**O QUE FAZER**.
Segundo o texto sobre o episódio “Flicker”, em qual cemitério está enterrado Rudolph Valentino?

:: TEXTO FORNECIDO

Claro, isso é mais uma desculpa para homenagear o cinema – a cena em que o cineasta persegue Valentino pelo trem reproduz perfeitamente a cinematografia de um filme mudo de terror. Também é uma demonstração de como a temporada está bem amarrada até agora. Elementos sutilmente introduzidos desde o primeiro episódio são retomados, completando círculos perfeitos com “Flicker”. Murnau está indiretamente ligado à origem da Condessa e seu filme “Nosferatu” foi o pano de fundo da cena introdutória da personagem. A exibição da película tem como cenário o cemitério Hollywood Forever, onde está enterrado Rudolph Valentino. Elizabeth foi mostrada pela primeira vez em uma sequência sem falas e no passado foi atriz de filme mudo.

::::
:: MATERIAL FORNECIDO

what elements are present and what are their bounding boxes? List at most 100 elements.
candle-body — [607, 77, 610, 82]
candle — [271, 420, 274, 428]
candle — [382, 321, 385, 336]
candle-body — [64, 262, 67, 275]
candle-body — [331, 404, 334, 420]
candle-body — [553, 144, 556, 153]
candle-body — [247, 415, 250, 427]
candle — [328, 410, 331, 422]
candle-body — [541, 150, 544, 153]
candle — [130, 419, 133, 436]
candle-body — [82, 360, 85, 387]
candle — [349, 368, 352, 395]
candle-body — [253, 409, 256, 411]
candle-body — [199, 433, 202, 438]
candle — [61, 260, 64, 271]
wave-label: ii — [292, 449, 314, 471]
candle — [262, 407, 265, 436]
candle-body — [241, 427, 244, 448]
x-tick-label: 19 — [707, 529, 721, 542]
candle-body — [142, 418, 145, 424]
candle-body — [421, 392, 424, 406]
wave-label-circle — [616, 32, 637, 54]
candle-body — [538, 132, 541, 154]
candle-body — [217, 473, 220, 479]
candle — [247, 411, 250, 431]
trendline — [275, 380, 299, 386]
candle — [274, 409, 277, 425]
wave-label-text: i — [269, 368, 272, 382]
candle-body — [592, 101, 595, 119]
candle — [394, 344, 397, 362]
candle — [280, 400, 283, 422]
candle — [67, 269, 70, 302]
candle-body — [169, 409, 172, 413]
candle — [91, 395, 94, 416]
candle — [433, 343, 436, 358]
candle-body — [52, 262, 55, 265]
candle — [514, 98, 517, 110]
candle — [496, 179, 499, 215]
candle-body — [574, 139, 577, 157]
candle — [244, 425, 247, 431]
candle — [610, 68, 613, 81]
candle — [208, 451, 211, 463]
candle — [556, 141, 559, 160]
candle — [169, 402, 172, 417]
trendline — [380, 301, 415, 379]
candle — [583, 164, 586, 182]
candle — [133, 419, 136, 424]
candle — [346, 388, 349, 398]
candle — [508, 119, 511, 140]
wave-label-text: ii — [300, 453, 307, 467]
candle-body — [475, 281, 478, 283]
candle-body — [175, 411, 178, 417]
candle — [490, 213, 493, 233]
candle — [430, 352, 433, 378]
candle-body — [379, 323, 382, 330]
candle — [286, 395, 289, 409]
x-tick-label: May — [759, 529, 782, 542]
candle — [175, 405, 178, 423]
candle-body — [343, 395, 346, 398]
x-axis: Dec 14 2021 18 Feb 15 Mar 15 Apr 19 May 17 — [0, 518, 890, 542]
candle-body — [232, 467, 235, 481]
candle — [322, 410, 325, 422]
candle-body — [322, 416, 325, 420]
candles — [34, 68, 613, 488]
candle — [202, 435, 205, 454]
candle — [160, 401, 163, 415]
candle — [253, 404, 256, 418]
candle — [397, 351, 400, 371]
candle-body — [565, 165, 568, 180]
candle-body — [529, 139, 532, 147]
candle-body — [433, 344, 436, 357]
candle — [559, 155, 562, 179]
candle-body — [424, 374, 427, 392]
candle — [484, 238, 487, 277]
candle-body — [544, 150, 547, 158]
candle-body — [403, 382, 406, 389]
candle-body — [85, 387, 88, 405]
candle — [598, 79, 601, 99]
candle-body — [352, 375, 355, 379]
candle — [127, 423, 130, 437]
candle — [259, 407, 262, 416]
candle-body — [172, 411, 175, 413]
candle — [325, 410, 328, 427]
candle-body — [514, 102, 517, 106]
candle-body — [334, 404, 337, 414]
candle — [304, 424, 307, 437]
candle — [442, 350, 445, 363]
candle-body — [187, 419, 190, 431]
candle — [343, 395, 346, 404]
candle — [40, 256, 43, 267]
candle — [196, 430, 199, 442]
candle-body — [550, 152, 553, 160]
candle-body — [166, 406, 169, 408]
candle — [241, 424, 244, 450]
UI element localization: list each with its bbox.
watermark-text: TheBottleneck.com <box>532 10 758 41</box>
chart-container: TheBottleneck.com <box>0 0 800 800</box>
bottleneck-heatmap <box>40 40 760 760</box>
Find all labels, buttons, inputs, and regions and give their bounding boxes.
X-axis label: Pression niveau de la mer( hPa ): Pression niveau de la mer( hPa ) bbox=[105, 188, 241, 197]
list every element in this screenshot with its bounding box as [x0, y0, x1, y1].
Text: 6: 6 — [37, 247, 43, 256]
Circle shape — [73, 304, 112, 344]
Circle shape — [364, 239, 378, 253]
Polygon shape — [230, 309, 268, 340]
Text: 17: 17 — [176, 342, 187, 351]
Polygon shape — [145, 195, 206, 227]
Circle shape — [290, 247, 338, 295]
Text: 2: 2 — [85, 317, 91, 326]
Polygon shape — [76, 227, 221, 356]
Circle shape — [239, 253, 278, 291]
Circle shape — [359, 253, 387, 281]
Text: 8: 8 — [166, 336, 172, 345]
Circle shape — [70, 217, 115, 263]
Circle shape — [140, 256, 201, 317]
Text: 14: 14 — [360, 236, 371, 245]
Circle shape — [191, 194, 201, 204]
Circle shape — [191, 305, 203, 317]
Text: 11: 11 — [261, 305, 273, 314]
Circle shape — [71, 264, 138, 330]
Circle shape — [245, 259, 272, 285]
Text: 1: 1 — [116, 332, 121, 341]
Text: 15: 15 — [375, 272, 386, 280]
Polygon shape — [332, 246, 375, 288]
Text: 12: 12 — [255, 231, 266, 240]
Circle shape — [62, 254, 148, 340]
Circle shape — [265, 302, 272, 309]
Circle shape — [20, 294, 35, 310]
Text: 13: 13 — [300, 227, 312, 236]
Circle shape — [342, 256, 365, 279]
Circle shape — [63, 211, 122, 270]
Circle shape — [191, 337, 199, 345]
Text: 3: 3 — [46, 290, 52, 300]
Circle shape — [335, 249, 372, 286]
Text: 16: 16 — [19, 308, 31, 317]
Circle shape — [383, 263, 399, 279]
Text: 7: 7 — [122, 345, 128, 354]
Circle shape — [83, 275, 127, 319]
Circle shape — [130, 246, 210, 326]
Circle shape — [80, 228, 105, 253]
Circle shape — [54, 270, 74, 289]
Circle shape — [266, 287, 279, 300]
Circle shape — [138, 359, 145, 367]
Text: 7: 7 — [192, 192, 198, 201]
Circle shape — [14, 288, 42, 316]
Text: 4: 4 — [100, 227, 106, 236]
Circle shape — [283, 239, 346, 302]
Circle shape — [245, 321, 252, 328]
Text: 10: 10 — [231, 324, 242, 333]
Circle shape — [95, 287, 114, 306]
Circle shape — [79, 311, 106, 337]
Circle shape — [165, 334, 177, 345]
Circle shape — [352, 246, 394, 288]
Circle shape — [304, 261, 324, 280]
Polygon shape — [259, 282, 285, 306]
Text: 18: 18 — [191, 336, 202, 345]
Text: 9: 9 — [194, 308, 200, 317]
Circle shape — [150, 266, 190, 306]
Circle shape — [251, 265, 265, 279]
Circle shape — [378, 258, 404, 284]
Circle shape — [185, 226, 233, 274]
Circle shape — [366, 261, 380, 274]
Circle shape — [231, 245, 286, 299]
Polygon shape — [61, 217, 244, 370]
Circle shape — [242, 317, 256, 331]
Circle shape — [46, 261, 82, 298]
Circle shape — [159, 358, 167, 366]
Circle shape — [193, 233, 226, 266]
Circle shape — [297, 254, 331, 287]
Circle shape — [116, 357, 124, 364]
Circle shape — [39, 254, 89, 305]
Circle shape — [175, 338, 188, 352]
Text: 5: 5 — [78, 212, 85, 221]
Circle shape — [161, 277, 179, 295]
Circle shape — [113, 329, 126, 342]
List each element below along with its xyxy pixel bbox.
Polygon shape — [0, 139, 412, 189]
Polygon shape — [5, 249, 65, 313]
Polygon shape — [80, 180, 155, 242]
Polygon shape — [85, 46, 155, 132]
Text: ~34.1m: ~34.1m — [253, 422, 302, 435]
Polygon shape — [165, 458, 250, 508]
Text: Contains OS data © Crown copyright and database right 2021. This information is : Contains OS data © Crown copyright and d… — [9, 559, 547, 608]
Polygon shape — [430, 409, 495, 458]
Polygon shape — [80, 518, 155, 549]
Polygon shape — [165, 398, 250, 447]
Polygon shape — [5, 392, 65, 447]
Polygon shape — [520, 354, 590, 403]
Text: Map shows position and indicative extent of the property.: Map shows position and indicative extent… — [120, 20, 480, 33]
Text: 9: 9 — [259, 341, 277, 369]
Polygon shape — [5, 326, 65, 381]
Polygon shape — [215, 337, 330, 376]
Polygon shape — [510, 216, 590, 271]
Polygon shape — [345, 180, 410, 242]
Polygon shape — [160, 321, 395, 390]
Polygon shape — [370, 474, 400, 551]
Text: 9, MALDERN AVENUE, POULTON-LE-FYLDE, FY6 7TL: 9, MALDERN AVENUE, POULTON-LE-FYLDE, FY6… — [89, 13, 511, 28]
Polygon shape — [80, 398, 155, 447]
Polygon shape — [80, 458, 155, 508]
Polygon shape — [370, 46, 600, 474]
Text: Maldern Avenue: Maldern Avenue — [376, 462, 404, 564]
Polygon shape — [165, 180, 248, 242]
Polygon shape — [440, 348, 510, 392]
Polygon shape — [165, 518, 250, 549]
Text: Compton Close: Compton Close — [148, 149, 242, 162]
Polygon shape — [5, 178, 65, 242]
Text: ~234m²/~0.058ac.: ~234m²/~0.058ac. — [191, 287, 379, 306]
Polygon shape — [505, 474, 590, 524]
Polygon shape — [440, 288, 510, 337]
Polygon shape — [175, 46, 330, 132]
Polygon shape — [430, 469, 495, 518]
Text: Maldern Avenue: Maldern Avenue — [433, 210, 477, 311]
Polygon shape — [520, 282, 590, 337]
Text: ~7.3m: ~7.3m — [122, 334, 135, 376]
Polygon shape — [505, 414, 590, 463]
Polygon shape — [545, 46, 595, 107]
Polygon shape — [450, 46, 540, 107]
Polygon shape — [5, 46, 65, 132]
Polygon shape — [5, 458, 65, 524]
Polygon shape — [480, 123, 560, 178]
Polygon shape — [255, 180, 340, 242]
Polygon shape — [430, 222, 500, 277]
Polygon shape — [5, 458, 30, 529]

::::

**RESPOSTA CERTA**.
No cemitério Hollywood Forever.